[START Extracted data]
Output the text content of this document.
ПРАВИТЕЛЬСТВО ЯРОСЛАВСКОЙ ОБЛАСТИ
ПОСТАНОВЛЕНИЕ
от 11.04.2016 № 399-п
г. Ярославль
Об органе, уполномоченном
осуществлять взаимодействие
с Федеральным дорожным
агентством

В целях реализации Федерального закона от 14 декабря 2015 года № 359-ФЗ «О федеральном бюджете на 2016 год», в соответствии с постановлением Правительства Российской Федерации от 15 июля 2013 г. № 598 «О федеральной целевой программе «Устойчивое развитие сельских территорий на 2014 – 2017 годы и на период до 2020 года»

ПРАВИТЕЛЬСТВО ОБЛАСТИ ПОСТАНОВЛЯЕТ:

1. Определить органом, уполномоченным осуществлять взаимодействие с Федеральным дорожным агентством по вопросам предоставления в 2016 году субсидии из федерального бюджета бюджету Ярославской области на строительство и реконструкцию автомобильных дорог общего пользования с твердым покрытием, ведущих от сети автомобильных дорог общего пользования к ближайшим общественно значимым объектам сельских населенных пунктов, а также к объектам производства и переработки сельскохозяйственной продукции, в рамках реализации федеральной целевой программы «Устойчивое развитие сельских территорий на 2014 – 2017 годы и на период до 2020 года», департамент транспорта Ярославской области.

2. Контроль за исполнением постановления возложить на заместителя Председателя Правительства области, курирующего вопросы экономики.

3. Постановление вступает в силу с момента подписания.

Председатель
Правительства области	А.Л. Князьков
[END Extracted data]
> _What is asked_
Each line of the listing should be copied exactly.

> _Exercise output_
Output the text content of this document.
ПРАВИТЕЛЬСТВО ЯРОСЛАВСКОЙ ОБЛАСТИ
ПОСТАНОВЛЕНИЕ
от 11.04.2016 № 399-п
г. Ярославль
Об органе, уполномоченном
осуществлять взаимодействие
с Федеральным дорожным
агентством

В целях реализации Федерального закона от 14 декабря 2015 года № 359-ФЗ «О федеральном бюджете на 2016 год», в соответствии с постановлением Правительства Российской Федерации от 15 июля 2013 г. № 598 «О федеральной целевой программе «Устойчивое развитие сельских территорий на 2014 – 2017 годы и на период до 2020 года»

ПРАВИТЕЛЬСТВО ОБЛАСТИ ПОСТАНОВЛЯЕТ:

1. Определить органом, уполномоченным осуществлять взаимодействие с Федеральным дорожным агентством по вопросам предоставления в 2016 году субсидии из федерального бюджета бюджету Ярославской области на строительство и реконструкцию автомобильных дорог общего пользования с твердым покрытием, ведущих от сети автомобильных дорог общего пользования к ближайшим общественно значимым объектам сельских населенных пунктов, а также к объектам производства и переработки сельскохозяйственной продукции, в рамках реализации федеральной целевой программы «Устойчивое развитие сельских территорий на 2014 – 2017 годы и на период до 2020 года», департамент транспорта Ярославской области.

2. Контроль за исполнением постановления возложить на заместителя Председателя Правительства области, курирующего вопросы экономики.

3. Постановление вступает в силу с момента подписания.

Председатель
Правительства области	А.Л. Князьков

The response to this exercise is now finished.